## Problem details
How would the toilet paper forum thread below continue from the point where it stops? Write the next part.

# The Ultimate Toilet Paper Thread



## AquaClaraCanines (Mar 5, 2006)

So, how do you hang your TP?


----------



## Coopers Daddy (Sep 29, 2009)

This has to be the most strange poll ever.. but whatever ill vote lol:wavey:


----------



## AquaClaraCanines (Mar 5, 2006)

Hey come one this is what really dividies us- forget politics


----------



## Pudden (Dec 28, 2008)

I dislike any kind of TP hanger. TP needs to be free and unencumbered, and you need to be able to take the roll in your hand and roll it off. That's the only right way in the universe. TP dispensers always jam, never work, and are usually mounted to far back by some guy who stood there _facing_ the toilet, so that when you sit there you have to do some strange yoga contortions to reach the TP that's somewhere waaay behind your left hip.


----------



## Oaklys Dad (Dec 28, 2005)

I prefer over the front but won't change it in someone elses house. :


----------



## AquaClaraCanines (Mar 5, 2006)

Pudden said:


> I dislike any kind of TP hanger. TP needs to be free and unencumbered, and you need to be able to take the roll in your hand and roll it off. That's the only right way in the universe. TP dispensers always jam, never work, and are usually mounted to far back by some guy who stood there _facing_ the toilet, so that when you sit there you have to do some strange yoga contortions to reach the TP that's somewhere waaay behind your left hip.

## Stored data
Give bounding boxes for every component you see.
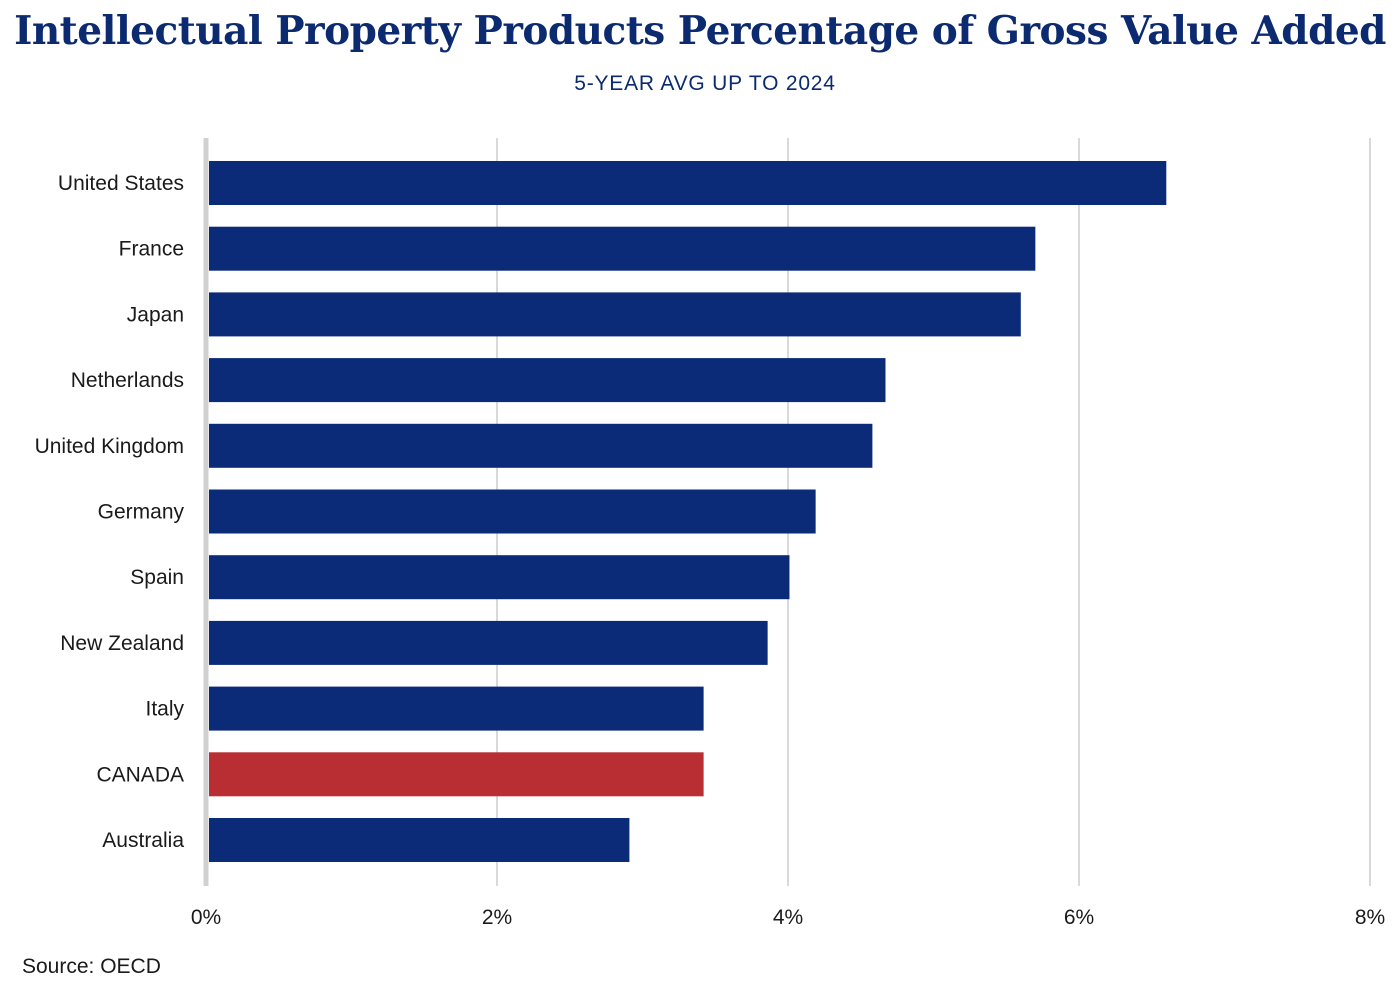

## Answer to this problem
You know that's so true!


----------



## Florabora22 (Nov 30, 2008)

I like going to hotels that fold the end of my toilet paper into a little triangle.


----------



## nixietink (Apr 3, 2008)

kdmarsh said:


> I like going to hotels that fold the end of my toilet paper into a little triangle.


LOL, I do too!

I voted the right way. Although I'm the only one around the house who does it like that. Usually I go to pee and the roll is empty and it was never refilled! Men...


----------



## Heidi36oh (Feb 27, 2007)

LOL...I don't hang my TP...Chloe has a thing about TP, she will string it though out the hole house so it's on the back of the tank.


----------



## missmarstar (Jul 22, 2007)

I already answered this in the Confessions thread but I'll answer in the "official" thread too lol

I'm totally in the minority!! LOL I like it hanging down the back of the roll against the wall... I dunno why!!


----------



## mybuddy (Mar 2, 2007)

Pudden said:


> I dislike any kind of TP hanger. TP needs to be free and unencumbered, and you need to be able to take the roll in your hand and roll it off. That's the only right way in the universe. TP dispensers always jam, never work, and are usually mounted to far back by some guy who stood there _facing_ the toilet, so that when you sit there you have to do some strange yoga contortions to reach the TP that's somewhere waaay behind your left hip.


Come to Taiwan! TP comes in small packages that dont hang. Just pull them out like tishoo...oops, I mean tishue...ummm...tish..I used to be able to spell that word


----------



## Mssjnnfer (Aug 9, 2009)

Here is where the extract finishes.